TASK: Below are some entries. Copy each line that holds the string "California".
Start of DATASET RECORDS
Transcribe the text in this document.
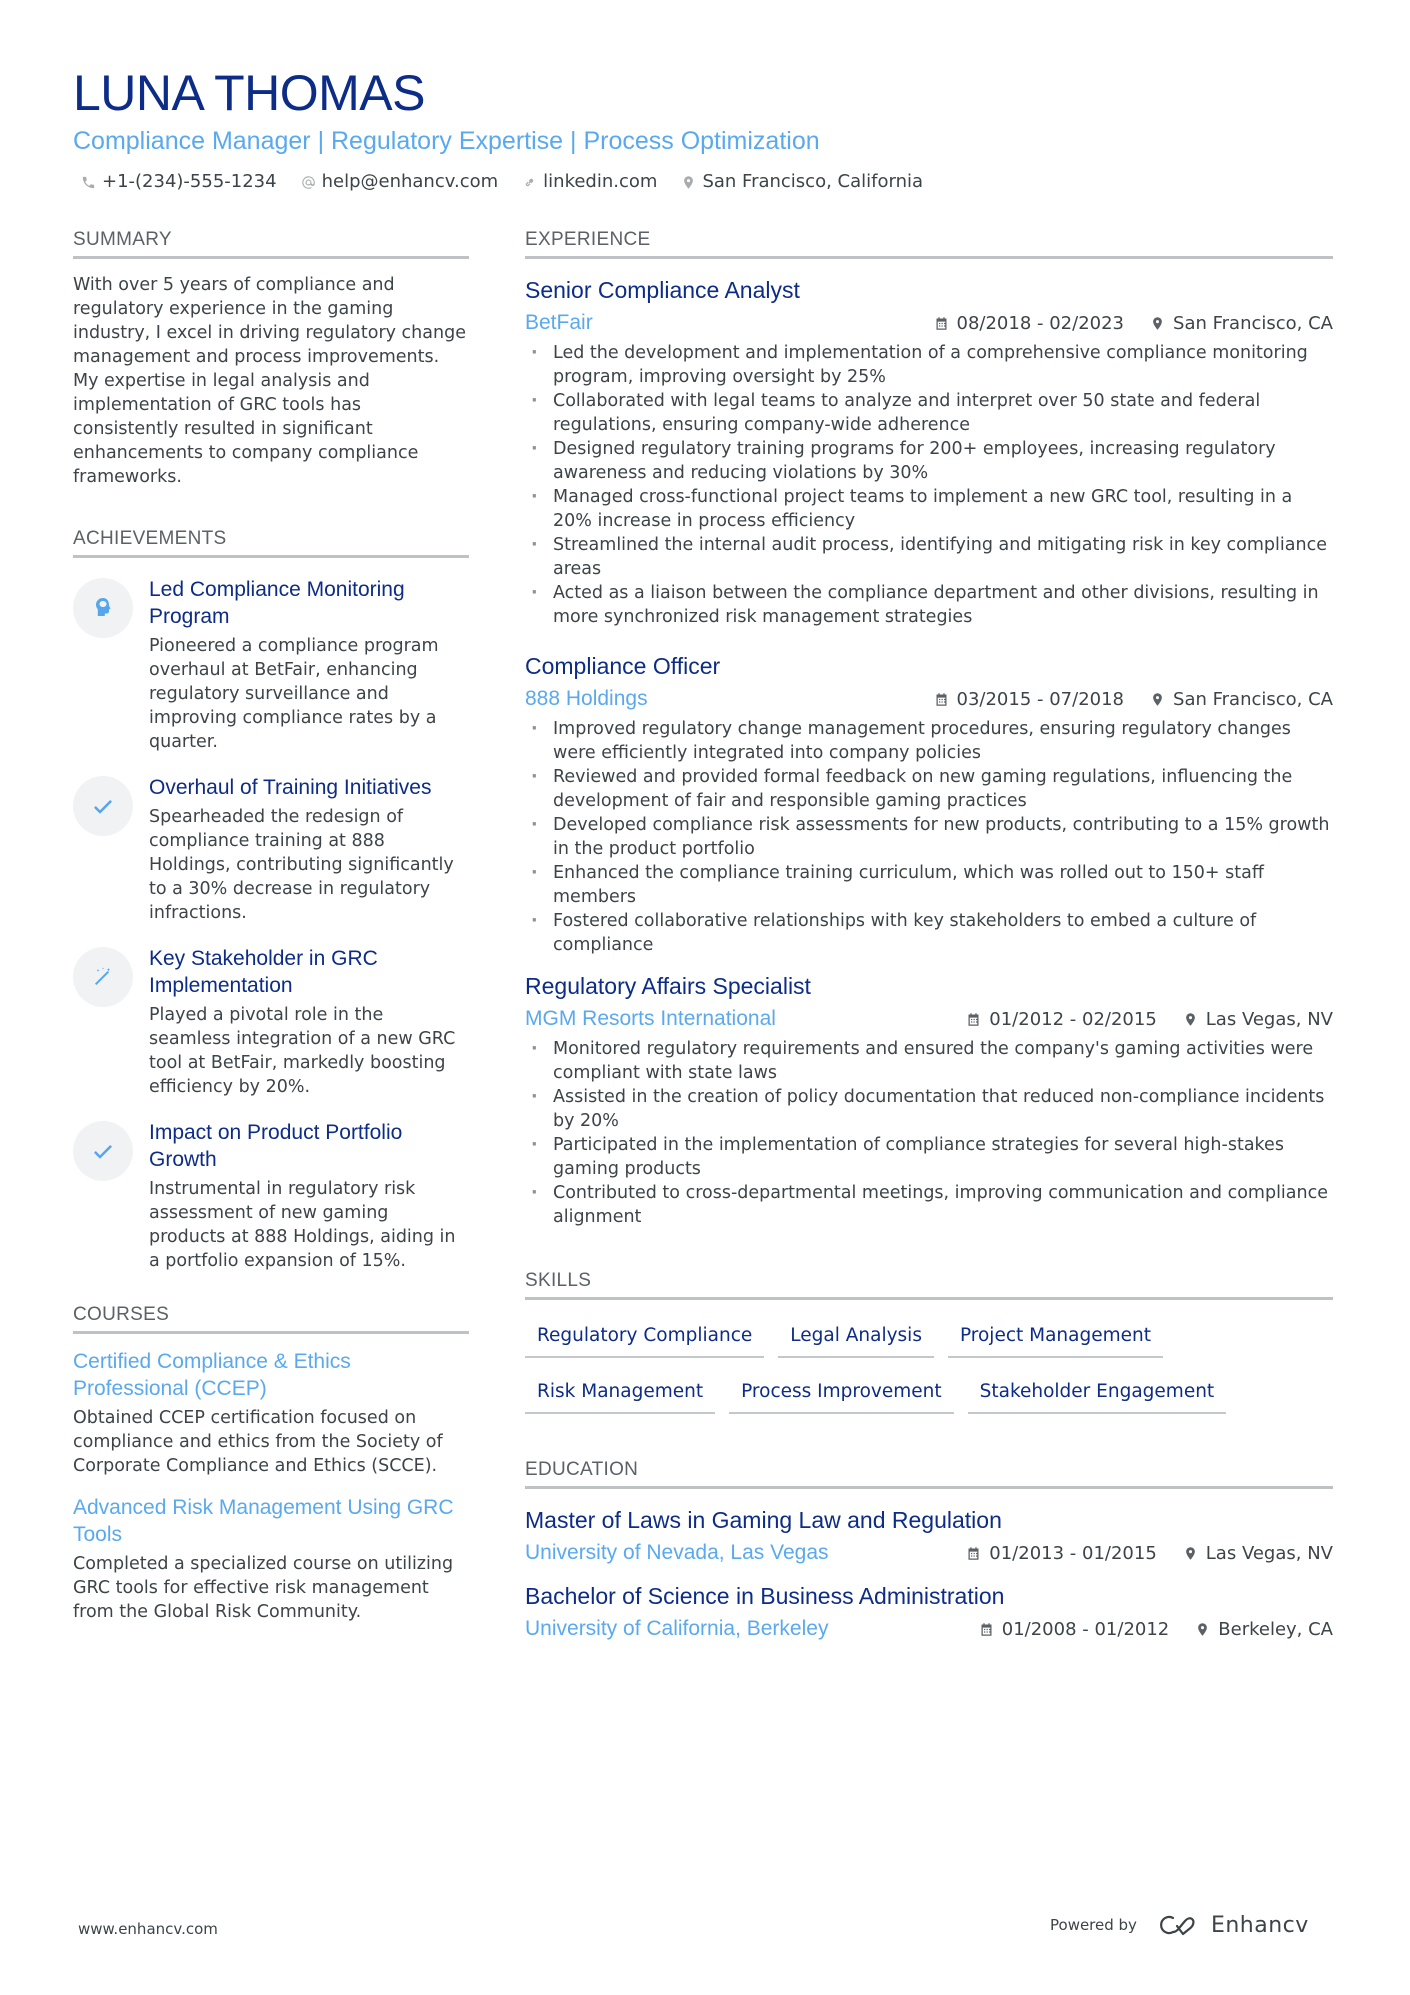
LUNA THOMAS
Compliance Manager | Regulatory Expertise | Process Optimization
+1-(234)-555-1234	help@enhancv.com	linkedin.com	San Francisco, California
SUMMARY
With over 5 years of compliance and regulatory experience in the gaming industry, I excel in driving regulatory change management and process improvements. My expertise in legal analysis and implementation of GRC tools has consistently resulted in significant enhancements to company compliance frameworks.
ACHIEVEMENTS
Led Compliance Monitoring Program
Pioneered a compliance program overhaul at BetFair, enhancing regulatory surveillance and improving compliance rates by a quarter.
Overhaul of Training Initiatives
Spearheaded the redesign of compliance training at 888 Holdings, contributing significantly to a 30% decrease in regulatory infractions.
Key Stakeholder in GRC Implementation
Played a pivotal role in the seamless integration of a new GRC tool at BetFair, markedly boosting efficiency by 20%.
Impact on Product Portfolio Growth
Instrumental in regulatory risk assessment of new gaming products at 888 Holdings, aiding in a portfolio expansion of 15%.
COURSES
Certified Compliance & Ethics Professional (CCEP)
Obtained CCEP certification focused on compliance and ethics from the Society of Corporate Compliance and Ethics (SCCE).
Advanced Risk Management Using GRC Tools
Completed a specialized course on utilizing GRC tools for effective risk management from the Global Risk Community.
EXPERIENCE
Senior Compliance Analyst
BetFair	08/2018 - 02/2023	San Francisco, CA
· Led the development and implementation of a comprehensive compliance monitoring program, improving oversight by 25%
· Collaborated with legal teams to analyze and interpret over 50 state and federal regulations, ensuring company-wide adherence
· Designed regulatory training programs for 200+ employees, increasing regulatory awareness and reducing violations by 30%
· Managed cross-functional project teams to implement a new GRC tool, resulting in a 20% increase in process efficiency
· Streamlined the internal audit process, identifying and mitigating risk in key compliance areas
· Acted as a liaison between the compliance department and other divisions, resulting in more synchronized risk management strategies
Compliance Officer
888 Holdings	03/2015 - 07/2018	San Francisco, CA
· Improved regulatory change management procedures, ensuring regulatory changes were efficiently integrated into company policies
· Reviewed and provided formal feedback on new gaming regulations, influencing the development of fair and responsible gaming practices
· Developed compliance risk assessments for new products, contributing to a 15% growth in the product portfolio
· Enhanced the compliance training curriculum, which was rolled out to 150+ staff members
· Fostered collaborative relationships with key stakeholders to embed a culture of compliance
Regulatory Affairs Specialist
MGM Resorts International	01/2012 - 02/2015	Las Vegas, NV
· Monitored regulatory requirements and ensured the company's gaming activities were compliant with state laws
· Assisted in the creation of policy documentation that reduced non-compliance incidents by 20%
· Participated in the implementation of compliance strategies for several high-stakes gaming products
· Contributed to cross-departmental meetings, improving communication and compliance alignment
SKILLS
Regulatory Compliance	Legal Analysis	Project Management
Risk Management	Process Improvement	Stakeholder Engagement
EDUCATION
Master of Laws in Gaming Law and Regulation
University of Nevada, Las Vegas	01/2013 - 01/2015	Las Vegas, NV
Bachelor of Science in Business Administration
University of California, Berkeley	01/2008 - 01/2012	Berkeley, CA
www.enhancv.com	Powered by	Enhancv
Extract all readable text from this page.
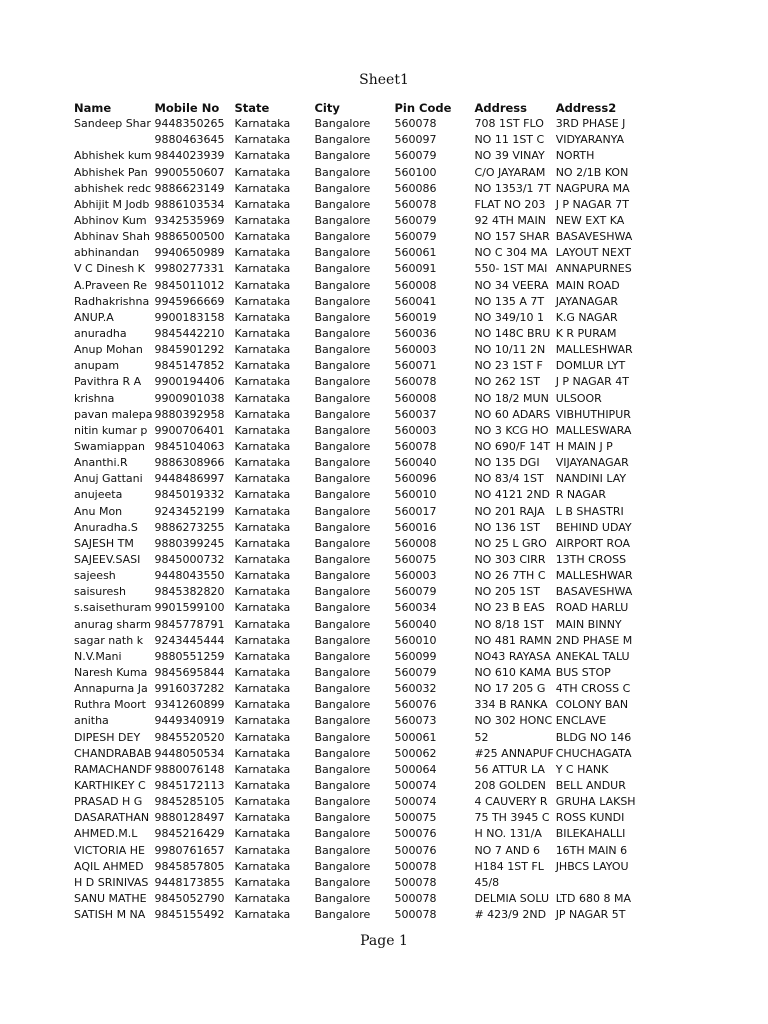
Sheet1
Name	Mobile No	State	City	Pin Code	Address	Address2
Sandeep Shar	9448350265	Karnataka	Bangalore	560078	708 1ST FLO	3RD PHASE J
	9880463645	Karnataka	Bangalore	560097	NO 11 1ST C	VIDYARANYA
Abhishek kum	9844023939	Karnataka	Bangalore	560079	NO 39 VINAY	NORTH
Abhishek Pan	9900550607	Karnataka	Bangalore	560100	C/O JAYARAM	NO 2/1B KON
abhishek redc	9886623149	Karnataka	Bangalore	560086	NO 1353/1 7T	NAGPURA MA
Abhijit M Jodb	9886103534	Karnataka	Bangalore	560078	FLAT NO 203	J P NAGAR 7T
Abhinov Kum	9342535969	Karnataka	Bangalore	560079	92 4TH MAIN	NEW EXT KA
Abhinav Shah	9886500500	Karnataka	Bangalore	560079	NO 157 SHAR	BASAVESHWA
abhinandan	9940650989	Karnataka	Bangalore	560061	NO C 304 MA	LAYOUT NEXT
V C Dinesh K	9980277331	Karnataka	Bangalore	560091	550- 1ST MAI	ANNAPURNES
A.Praveen Re	9845011012	Karnataka	Bangalore	560008	NO 34 VEERA	MAIN ROAD
Radhakrishna	9945966669	Karnataka	Bangalore	560041	NO 135 A 7T	JAYANAGAR
ANUP.A	9900183158	Karnataka	Bangalore	560019	NO 349/10 1	K.G NAGAR
anuradha	9845442210	Karnataka	Bangalore	560036	NO 148C BRU	K R PURAM
Anup Mohan	9845901292	Karnataka	Bangalore	560003	NO 10/11 2N	MALLESHWAR
anupam	9845147852	Karnataka	Bangalore	560071	NO 23 1ST F	DOMLUR LYT
Pavithra R A	9900194406	Karnataka	Bangalore	560078	NO 262 1ST	J P NAGAR 4T
krishna	9900901038	Karnataka	Bangalore	560008	NO 18/2 MUN	ULSOOR
pavan malepa	9880392958	Karnataka	Bangalore	560037	NO 60 ADARS	VIBHUTHIPUR
nitin kumar p	9900706401	Karnataka	Bangalore	560003	NO 3 KCG HO	MALLESWARA
Swamiappan	9845104063	Karnataka	Bangalore	560078	NO 690/F 14T	H MAIN J P
Ananthi.R	9886308966	Karnataka	Bangalore	560040	NO 135 DGI	VIJAYANAGAR
Anuj Gattani	9448486997	Karnataka	Bangalore	560096	NO 83/4 1ST	NANDINI LAY
anujeeta	9845019332	Karnataka	Bangalore	560010	NO 4121 2ND	R NAGAR
Anu Mon	9243452199	Karnataka	Bangalore	560017	NO 201 RAJA	L B SHASTRI
Anuradha.S	9886273255	Karnataka	Bangalore	560016	NO 136 1ST	BEHIND UDAY
SAJESH TM	9880399245	Karnataka	Bangalore	560008	NO 25 L GRO	AIRPORT ROA
SAJEEV.SASI	9845000732	Karnataka	Bangalore	560075	NO 303 CIRR	13TH CROSS
sajeesh	9448043550	Karnataka	Bangalore	560003	NO 26 7TH C	MALLESHWAR
saisuresh	9845382820	Karnataka	Bangalore	560079	NO 205 1ST	BASAVESHWA
s.saisethuram	9901599100	Karnataka	Bangalore	560034	NO 23 B EAS	ROAD HARLU
anurag sharm	9845778791	Karnataka	Bangalore	560040	NO 8/18 1ST	MAIN BINNY
sagar nath k	9243445444	Karnataka	Bangalore	560010	NO 481 RAMN	2ND PHASE M
N.V.Mani	9880551259	Karnataka	Bangalore	560099	NO43 RAYASA	ANEKAL TALU
Naresh Kuma	9845695844	Karnataka	Bangalore	560079	NO 610 KAMA	BUS STOP
Annapurna Ja	9916037282	Karnataka	Bangalore	560032	NO 17 205 G	4TH CROSS C
Ruthra Moort	9341260899	Karnataka	Bangalore	560076	334 B RANKA	COLONY BAN
anitha	9449340919	Karnataka	Bangalore	560073	NO 302 HONC	ENCLAVE
DIPESH DEY	9845520520	Karnataka	Bangalore	500061	52	BLDG NO 146
CHANDRABAB	9448050534	Karnataka	Bangalore	500062	#25 ANNAPUF	CHUCHAGATA
RAMACHANDF	9880076148	Karnataka	Bangalore	500064	56 ATTUR LA	Y C HANK
KARTHIKEY C	9845172113	Karnataka	Bangalore	500074	208 GOLDEN	BELL ANDUR
PRASAD H G	9845285105	Karnataka	Bangalore	500074	4 CAUVERY R	GRUHA LAKSH
DASARATHAN	9880128497	Karnataka	Bangalore	500075	75 TH 3945 C	ROSS KUNDI
AHMED.M.L	9845216429	Karnataka	Bangalore	500076	H NO. 131/A	BILEKAHALLI
VICTORIA HE	9980761657	Karnataka	Bangalore	500076	NO 7 AND 6	16TH MAIN 6
AQIL AHMED	9845857805	Karnataka	Bangalore	500078	H184 1ST FL	JHBCS LAYOU
H D SRINIVAS	9448173855	Karnataka	Bangalore	500078	45/8	
SANU MATHE	9845052790	Karnataka	Bangalore	500078	DELMIA SOLU	LTD 680 8 MA
SATISH M NA	9845155492	Karnataka	Bangalore	500078	# 423/9 2ND	JP NAGAR 5T
Page 1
End of DATASET RECORDS
RESULT BELOW:
+1-(234)-555-1234	help@enhancv.com	linkedin.com	San Francisco, California
University of California, Berkeley	01/2008 - 01/2012	Berkeley, CA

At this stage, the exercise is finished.